Reproduce the records below in full and word for word, excluding pictures.
─── EXERCISE INPUT
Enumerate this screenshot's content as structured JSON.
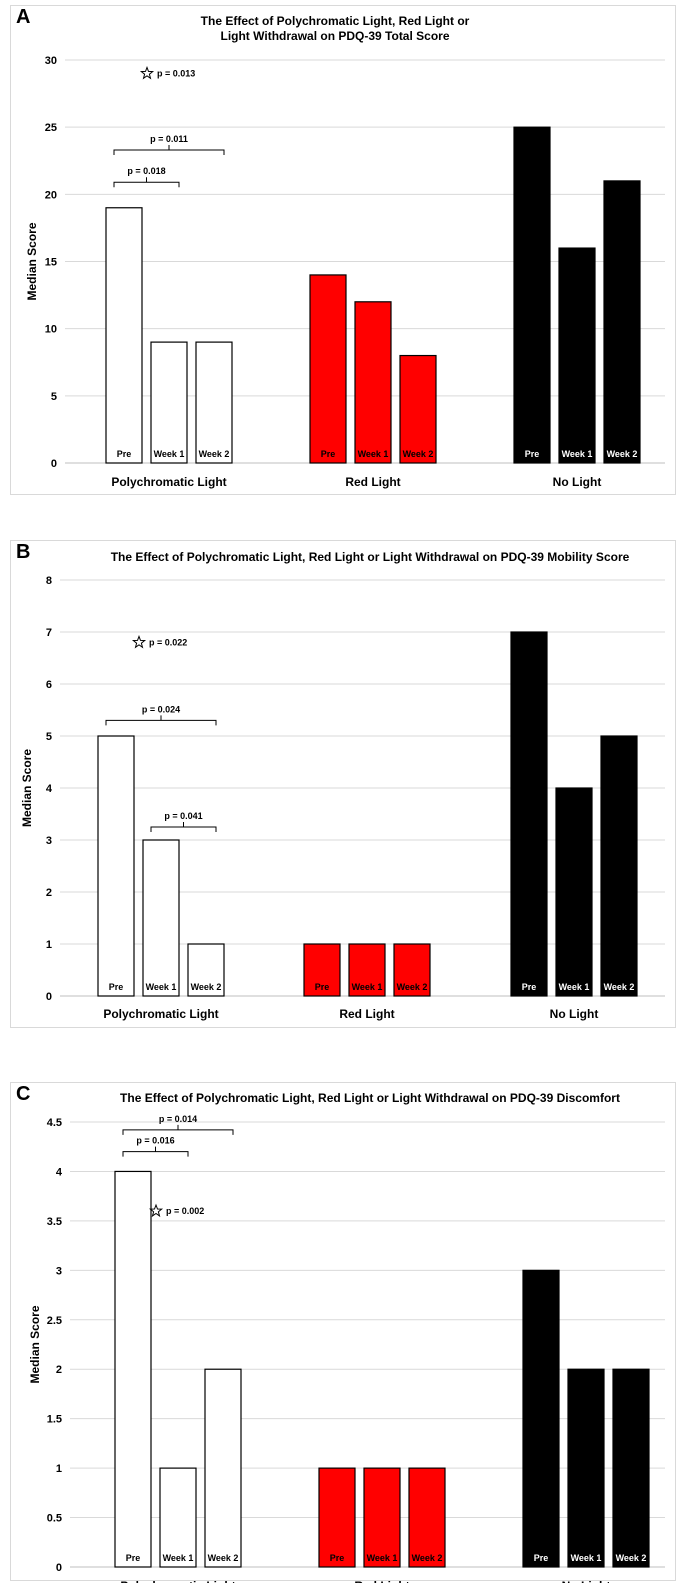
{
  "chart_data": [
    {
      "panel_label": "A",
      "type": "bar",
      "title": "The Effect of Polychromatic Light, Red Light or Light Withdrawal on PDQ-39 Total Score",
      "ylabel": "Median Score",
      "ylim": [
        0,
        30
      ],
      "yticks": [
        0,
        5,
        10,
        15,
        20,
        25,
        30
      ],
      "grid": true,
      "groups": [
        {
          "name": "Polychromatic Light",
          "color": "#ffffff",
          "bars": [
            {
              "label": "Pre",
              "value": 19
            },
            {
              "label": "Week 1",
              "value": 9
            },
            {
              "label": "Week 2",
              "value": 9
            }
          ]
        },
        {
          "name": "Red Light",
          "color": "#ff0000",
          "bars": [
            {
              "label": "Pre",
              "value": 14
            },
            {
              "label": "Week 1",
              "value": 12
            },
            {
              "label": "Week 2",
              "value": 8
            }
          ]
        },
        {
          "name": "No Light",
          "color": "#000000",
          "bars": [
            {
              "label": "Pre",
              "value": 25
            },
            {
              "label": "Week 1",
              "value": 16
            },
            {
              "label": "Week 2",
              "value": 21
            }
          ]
        }
      ],
      "annotations": [
        {
          "kind": "star",
          "text": "p = 0.013",
          "group": 0,
          "bar": 1,
          "at": 29
        },
        {
          "kind": "bracket",
          "text": "p = 0.011",
          "group": 0,
          "from": 0,
          "to": 2,
          "at": 23.3
        },
        {
          "kind": "bracket",
          "text": "p = 0.018",
          "group": 0,
          "from": 0,
          "to": 1,
          "at": 20.9
        }
      ]
    },
    {
      "panel_label": "B",
      "type": "bar",
      "title": "The Effect of Polychromatic Light, Red Light or Light Withdrawal on PDQ-39 Mobility Score",
      "ylabel": "Median Score",
      "ylim": [
        0,
        8
      ],
      "yticks": [
        0,
        1,
        2,
        3,
        4,
        5,
        6,
        7,
        8
      ],
      "grid": true,
      "groups": [
        {
          "name": "Polychromatic Light",
          "color": "#ffffff",
          "bars": [
            {
              "label": "Pre",
              "value": 5
            },
            {
              "label": "Week 1",
              "value": 3
            },
            {
              "label": "Week 2",
              "value": 1
            }
          ]
        },
        {
          "name": "Red Light",
          "color": "#ff0000",
          "bars": [
            {
              "label": "Pre",
              "value": 1
            },
            {
              "label": "Week 1",
              "value": 1
            },
            {
              "label": "Week 2",
              "value": 1
            }
          ]
        },
        {
          "name": "No Light",
          "color": "#000000",
          "bars": [
            {
              "label": "Pre",
              "value": 7
            },
            {
              "label": "Week 1",
              "value": 4
            },
            {
              "label": "Week 2",
              "value": 5
            }
          ]
        }
      ],
      "annotations": [
        {
          "kind": "star",
          "text": "p = 0.022",
          "group": 0,
          "bar": 1,
          "at": 6.8
        },
        {
          "kind": "bracket",
          "text": "p = 0.024",
          "group": 0,
          "from": 0,
          "to": 2,
          "at": 5.3
        },
        {
          "kind": "bracket",
          "text": "p = 0.041",
          "group": 0,
          "from": 1,
          "to": 2,
          "at": 3.25
        }
      ]
    },
    {
      "panel_label": "C",
      "type": "bar",
      "title": "The Effect of Polychromatic Light, Red Light or Light Withdrawal on PDQ-39 Discomfort",
      "ylabel": "Median Score",
      "ylim": [
        0,
        4.5
      ],
      "yticks": [
        0,
        0.5,
        1,
        1.5,
        2,
        2.5,
        3,
        3.5,
        4,
        4.5
      ],
      "grid": true,
      "groups": [
        {
          "name": "Polychromatic Light",
          "color": "#ffffff",
          "bars": [
            {
              "label": "Pre",
              "value": 4
            },
            {
              "label": "Week 1",
              "value": 1
            },
            {
              "label": "Week 2",
              "value": 2
            }
          ]
        },
        {
          "name": "Red Light",
          "color": "#ff0000",
          "bars": [
            {
              "label": "Pre",
              "value": 1
            },
            {
              "label": "Week 1",
              "value": 1
            },
            {
              "label": "Week 2",
              "value": 1
            }
          ]
        },
        {
          "name": "No Light",
          "color": "#000000",
          "bars": [
            {
              "label": "Pre",
              "value": 3
            },
            {
              "label": "Week 1",
              "value": 2
            },
            {
              "label": "Week 2",
              "value": 2
            }
          ]
        }
      ],
      "annotations": [
        {
          "kind": "star",
          "text": "p = 0.002",
          "group": 0,
          "bar": 1,
          "at": 3.6
        },
        {
          "kind": "bracket",
          "text": "p = 0.014",
          "group": 0,
          "from": 0,
          "to": 2,
          "at": 4.42
        },
        {
          "kind": "bracket",
          "text": "p = 0.016",
          "group": 0,
          "from": 0,
          "to": 1,
          "at": 4.2
        }
      ]
    }
  ]
}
──────
(FINISHED ANSWER)
Enumerate this screenshot's content as structured JSON.
{
  "chart_data": [
    {
      "panel_label": "A",
      "type": "bar",
      "title": "The Effect of Polychromatic Light, Red Light or Light Withdrawal on PDQ-39 Total Score",
      "ylabel": "Median Score",
      "ylim": [
        0,
        30
      ],
      "yticks": [
        0,
        5,
        10,
        15,
        20,
        25,
        30
      ],
      "grid": true,
      "groups": [
        {
          "name": "Polychromatic Light",
          "color": "#ffffff",
          "bars": [
            {
              "label": "Pre",
              "value": 19
            },
            {
              "label": "Week 1",
              "value": 9
            },
            {
              "label": "Week 2",
              "value": 9
            }
          ]
        },
        {
          "name": "Red Light",
          "color": "#ff0000",
          "bars": [
            {
              "label": "Pre",
              "value": 14
            },
            {
              "label": "Week 1",
              "value": 12
            },
            {
              "label": "Week 2",
              "value": 8
            }
          ]
        },
        {
          "name": "No Light",
          "color": "#000000",
          "bars": [
            {
              "label": "Pre",
              "value": 25
            },
            {
              "label": "Week 1",
              "value": 16
            },
            {
              "label": "Week 2",
              "value": 21
            }
          ]
        }
      ],
      "annotations": [
        {
          "kind": "star",
          "text": "p = 0.013",
          "group": 0,
          "bar": 1,
          "at": 29
        },
        {
          "kind": "bracket",
          "text": "p = 0.011",
          "group": 0,
          "from": 0,
          "to": 2,
          "at": 23.3
        },
        {
          "kind": "bracket",
          "text": "p = 0.018",
          "group": 0,
          "from": 0,
          "to": 1,
          "at": 20.9
        }
      ]
    },
    {
      "panel_label": "B",
      "type": "bar",
      "title": "The Effect of Polychromatic Light, Red Light or Light Withdrawal on PDQ-39 Mobility Score",
      "ylabel": "Median Score",
      "ylim": [
        0,
        8
      ],
      "yticks": [
        0,
        1,
        2,
        3,
        4,
        5,
        6,
        7,
        8
      ],
      "grid": true,
      "groups": [
        {
          "name": "Polychromatic Light",
          "color": "#ffffff",
          "bars": [
            {
              "label": "Pre",
              "value": 5
            },
            {
              "label": "Week 1",
              "value": 3
            },
            {
              "label": "Week 2",
              "value": 1
            }
          ]
        },
        {
          "name": "Red Light",
          "color": "#ff0000",
          "bars": [
            {
              "label": "Pre",
              "value": 1
            },
            {
              "label": "Week 1",
              "value": 1
            },
            {
              "label": "Week 2",
              "value": 1
            }
          ]
        },
        {
          "name": "No Light",
          "color": "#000000",
          "bars": [
            {
              "label": "Pre",
              "value": 7
            },
            {
              "label": "Week 1",
              "value": 4
            },
            {
              "label": "Week 2",
              "value": 5
            }
          ]
        }
      ],
      "annotations": [
        {
          "kind": "star",
          "text": "p = 0.022",
          "group": 0,
          "bar": 1,
          "at": 6.8
        },
        {
          "kind": "bracket",
          "text": "p = 0.024",
          "group": 0,
          "from": 0,
          "to": 2,
          "at": 5.3
        },
        {
          "kind": "bracket",
          "text": "p = 0.041",
          "group": 0,
          "from": 1,
          "to": 2,
          "at": 3.25
        }
      ]
    },
    {
      "panel_label": "C",
      "type": "bar",
      "title": "The Effect of Polychromatic Light, Red Light or Light Withdrawal on PDQ-39 Discomfort",
      "ylabel": "Median Score",
      "ylim": [
        0,
        4.5
      ],
      "yticks": [
        0,
        0.5,
        1,
        1.5,
        2,
        2.5,
        3,
        3.5,
        4,
        4.5
      ],
      "grid": true,
      "groups": [
        {
          "name": "Polychromatic Light",
          "color": "#ffffff",
          "bars": [
            {
              "label": "Pre",
              "value": 4
            },
            {
              "label": "Week 1",
              "value": 1
            },
            {
              "label": "Week 2",
              "value": 2
            }
          ]
        },
        {
          "name": "Red Light",
          "color": "#ff0000",
          "bars": [
            {
              "label": "Pre",
              "value": 1
            },
            {
              "label": "Week 1",
              "value": 1
            },
            {
              "label": "Week 2",
              "value": 1
            }
          ]
        },
        {
          "name": "No Light",
          "color": "#000000",
          "bars": [
            {
              "label": "Pre",
              "value": 3
            },
            {
              "label": "Week 1",
              "value": 2
            },
            {
              "label": "Week 2",
              "value": 2
            }
          ]
        }
      ],
      "annotations": [
        {
          "kind": "star",
          "text": "p = 0.002",
          "group": 0,
          "bar": 1,
          "at": 3.6
        },
        {
          "kind": "bracket",
          "text": "p = 0.014",
          "group": 0,
          "from": 0,
          "to": 2,
          "at": 4.42
        },
        {
          "kind": "bracket",
          "text": "p = 0.016",
          "group": 0,
          "from": 0,
          "to": 1,
          "at": 4.2
        }
      ]
    }
  ]
}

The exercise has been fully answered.